==== Given entries ====
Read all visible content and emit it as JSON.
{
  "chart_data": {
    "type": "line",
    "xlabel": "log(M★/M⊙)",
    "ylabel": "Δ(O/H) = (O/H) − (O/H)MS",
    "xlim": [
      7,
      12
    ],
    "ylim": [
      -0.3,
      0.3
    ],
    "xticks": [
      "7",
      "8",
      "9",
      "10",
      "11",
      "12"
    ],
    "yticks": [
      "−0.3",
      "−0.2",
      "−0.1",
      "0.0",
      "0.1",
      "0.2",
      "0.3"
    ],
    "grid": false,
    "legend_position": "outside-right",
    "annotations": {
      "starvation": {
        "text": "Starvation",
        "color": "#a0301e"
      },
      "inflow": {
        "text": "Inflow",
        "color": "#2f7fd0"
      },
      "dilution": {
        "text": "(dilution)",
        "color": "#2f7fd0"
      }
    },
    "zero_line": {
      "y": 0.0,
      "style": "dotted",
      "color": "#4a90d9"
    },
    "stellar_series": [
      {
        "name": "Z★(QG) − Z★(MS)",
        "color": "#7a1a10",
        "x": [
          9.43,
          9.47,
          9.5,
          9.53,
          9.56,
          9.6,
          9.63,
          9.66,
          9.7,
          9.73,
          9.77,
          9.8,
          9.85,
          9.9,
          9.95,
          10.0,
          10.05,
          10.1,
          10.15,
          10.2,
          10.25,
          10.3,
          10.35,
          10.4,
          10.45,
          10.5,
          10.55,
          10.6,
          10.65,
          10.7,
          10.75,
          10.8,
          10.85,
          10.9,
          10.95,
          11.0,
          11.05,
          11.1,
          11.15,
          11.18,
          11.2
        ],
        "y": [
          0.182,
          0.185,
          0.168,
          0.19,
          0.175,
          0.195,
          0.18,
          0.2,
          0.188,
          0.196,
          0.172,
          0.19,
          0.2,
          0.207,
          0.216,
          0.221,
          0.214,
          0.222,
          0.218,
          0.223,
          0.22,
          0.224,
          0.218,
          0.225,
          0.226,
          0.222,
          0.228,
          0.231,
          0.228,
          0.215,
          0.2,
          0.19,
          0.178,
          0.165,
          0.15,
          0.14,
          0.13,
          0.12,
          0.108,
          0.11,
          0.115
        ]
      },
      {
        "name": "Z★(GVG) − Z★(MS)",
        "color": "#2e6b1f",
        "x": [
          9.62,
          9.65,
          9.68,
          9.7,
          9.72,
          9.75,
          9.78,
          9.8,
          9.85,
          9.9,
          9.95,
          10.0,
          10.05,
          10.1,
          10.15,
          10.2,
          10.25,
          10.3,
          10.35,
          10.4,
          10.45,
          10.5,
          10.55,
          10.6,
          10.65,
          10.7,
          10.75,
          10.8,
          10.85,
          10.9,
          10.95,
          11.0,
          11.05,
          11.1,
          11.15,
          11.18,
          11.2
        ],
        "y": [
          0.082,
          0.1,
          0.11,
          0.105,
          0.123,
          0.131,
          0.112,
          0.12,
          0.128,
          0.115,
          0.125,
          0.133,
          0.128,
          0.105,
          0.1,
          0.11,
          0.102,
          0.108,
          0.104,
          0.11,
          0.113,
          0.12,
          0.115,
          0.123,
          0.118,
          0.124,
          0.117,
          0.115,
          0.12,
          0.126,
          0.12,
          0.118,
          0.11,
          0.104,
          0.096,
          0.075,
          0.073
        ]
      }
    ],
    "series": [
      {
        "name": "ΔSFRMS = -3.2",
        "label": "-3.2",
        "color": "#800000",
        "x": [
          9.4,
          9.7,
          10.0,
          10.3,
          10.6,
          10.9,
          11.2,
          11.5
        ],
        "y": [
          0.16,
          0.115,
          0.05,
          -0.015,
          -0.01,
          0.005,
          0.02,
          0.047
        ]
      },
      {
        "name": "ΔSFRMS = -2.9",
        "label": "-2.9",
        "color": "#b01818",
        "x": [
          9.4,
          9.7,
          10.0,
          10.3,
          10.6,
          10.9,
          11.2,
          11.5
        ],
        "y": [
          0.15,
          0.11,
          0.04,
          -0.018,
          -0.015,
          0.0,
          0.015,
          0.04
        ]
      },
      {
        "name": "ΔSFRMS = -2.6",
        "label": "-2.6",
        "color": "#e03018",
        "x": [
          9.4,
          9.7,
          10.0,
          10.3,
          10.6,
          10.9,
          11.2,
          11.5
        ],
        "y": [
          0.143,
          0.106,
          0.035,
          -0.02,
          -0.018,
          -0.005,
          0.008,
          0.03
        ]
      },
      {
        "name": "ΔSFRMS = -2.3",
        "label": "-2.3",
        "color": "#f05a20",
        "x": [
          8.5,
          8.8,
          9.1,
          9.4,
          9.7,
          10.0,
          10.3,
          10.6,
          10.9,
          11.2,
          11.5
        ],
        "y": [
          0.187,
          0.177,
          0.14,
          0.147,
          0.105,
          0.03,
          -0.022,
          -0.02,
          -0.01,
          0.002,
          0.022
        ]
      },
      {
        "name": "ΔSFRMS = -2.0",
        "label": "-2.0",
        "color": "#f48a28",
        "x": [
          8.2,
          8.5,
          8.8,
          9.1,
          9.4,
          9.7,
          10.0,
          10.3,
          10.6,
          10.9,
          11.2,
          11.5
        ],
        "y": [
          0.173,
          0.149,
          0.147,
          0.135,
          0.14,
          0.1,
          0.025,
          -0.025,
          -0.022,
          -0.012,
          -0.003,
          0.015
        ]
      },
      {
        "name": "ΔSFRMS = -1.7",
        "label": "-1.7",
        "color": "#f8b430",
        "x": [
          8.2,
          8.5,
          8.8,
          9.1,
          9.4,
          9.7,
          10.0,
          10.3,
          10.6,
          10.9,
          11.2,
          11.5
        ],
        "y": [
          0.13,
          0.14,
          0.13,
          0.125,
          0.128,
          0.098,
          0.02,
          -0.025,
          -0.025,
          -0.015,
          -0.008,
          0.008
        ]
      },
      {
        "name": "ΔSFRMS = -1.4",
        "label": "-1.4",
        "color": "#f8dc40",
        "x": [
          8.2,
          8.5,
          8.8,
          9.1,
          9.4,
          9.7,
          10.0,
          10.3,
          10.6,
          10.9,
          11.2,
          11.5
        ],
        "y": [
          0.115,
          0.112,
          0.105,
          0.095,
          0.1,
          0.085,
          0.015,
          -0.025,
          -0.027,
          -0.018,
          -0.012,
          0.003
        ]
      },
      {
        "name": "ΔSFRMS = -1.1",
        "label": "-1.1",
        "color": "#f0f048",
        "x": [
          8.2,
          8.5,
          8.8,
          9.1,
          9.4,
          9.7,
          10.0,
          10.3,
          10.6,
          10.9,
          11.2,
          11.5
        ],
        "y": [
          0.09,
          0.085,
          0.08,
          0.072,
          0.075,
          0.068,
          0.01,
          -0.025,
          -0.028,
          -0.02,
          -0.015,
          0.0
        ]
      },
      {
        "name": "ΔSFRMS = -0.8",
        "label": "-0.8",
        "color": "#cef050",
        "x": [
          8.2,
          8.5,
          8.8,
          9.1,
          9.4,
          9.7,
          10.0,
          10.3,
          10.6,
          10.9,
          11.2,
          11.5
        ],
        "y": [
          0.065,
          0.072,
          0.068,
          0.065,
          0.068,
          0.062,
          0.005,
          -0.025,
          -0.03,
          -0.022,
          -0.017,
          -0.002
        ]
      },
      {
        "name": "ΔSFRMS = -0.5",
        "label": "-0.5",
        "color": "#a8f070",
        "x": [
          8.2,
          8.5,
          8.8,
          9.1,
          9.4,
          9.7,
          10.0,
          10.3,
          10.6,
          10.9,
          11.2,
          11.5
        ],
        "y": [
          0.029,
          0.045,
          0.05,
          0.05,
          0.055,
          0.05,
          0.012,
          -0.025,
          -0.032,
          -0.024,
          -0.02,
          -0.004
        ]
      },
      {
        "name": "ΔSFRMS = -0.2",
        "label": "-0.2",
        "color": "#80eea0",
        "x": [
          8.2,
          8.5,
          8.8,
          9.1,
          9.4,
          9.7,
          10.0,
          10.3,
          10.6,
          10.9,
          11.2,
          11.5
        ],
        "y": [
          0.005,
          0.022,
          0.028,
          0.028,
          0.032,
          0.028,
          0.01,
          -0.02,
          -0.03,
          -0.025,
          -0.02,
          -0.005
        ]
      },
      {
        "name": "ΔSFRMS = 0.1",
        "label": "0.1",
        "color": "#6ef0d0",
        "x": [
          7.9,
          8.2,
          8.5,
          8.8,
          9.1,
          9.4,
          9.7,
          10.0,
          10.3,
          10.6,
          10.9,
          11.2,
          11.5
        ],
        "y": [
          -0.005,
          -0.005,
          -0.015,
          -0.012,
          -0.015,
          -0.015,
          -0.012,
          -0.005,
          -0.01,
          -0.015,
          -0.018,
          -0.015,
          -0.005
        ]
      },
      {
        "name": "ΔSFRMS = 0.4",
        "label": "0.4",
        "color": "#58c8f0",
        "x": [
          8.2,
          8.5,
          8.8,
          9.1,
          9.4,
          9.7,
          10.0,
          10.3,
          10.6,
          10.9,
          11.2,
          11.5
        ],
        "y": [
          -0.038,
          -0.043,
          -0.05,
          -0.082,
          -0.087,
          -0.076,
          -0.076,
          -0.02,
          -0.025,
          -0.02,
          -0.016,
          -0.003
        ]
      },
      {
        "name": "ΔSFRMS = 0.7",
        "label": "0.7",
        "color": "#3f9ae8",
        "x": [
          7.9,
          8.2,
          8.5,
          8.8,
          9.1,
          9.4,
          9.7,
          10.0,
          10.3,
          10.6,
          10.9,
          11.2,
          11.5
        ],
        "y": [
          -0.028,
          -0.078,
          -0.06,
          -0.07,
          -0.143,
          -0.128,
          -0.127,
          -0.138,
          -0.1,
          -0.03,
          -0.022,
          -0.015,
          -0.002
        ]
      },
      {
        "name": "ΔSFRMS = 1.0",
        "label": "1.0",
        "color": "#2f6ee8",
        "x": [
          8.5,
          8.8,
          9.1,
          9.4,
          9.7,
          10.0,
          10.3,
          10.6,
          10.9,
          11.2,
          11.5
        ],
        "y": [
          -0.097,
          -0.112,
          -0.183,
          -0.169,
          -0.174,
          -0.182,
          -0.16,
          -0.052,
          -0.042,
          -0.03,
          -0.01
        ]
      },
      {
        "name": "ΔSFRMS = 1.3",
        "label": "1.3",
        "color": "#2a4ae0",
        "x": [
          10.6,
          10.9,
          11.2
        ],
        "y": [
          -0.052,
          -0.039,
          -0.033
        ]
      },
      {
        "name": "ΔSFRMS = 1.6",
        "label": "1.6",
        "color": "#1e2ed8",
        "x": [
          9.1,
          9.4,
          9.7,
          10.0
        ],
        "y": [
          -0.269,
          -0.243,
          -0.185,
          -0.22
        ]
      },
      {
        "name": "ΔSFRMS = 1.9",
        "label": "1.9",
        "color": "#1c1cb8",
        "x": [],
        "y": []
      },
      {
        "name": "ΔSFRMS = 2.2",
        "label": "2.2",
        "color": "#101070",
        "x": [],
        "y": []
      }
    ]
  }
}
====
Search the records for the word "text" and copy every line where it occurs.

        "text": "Starvation",
        "text": "Inflow",
        "text": "(dilution)",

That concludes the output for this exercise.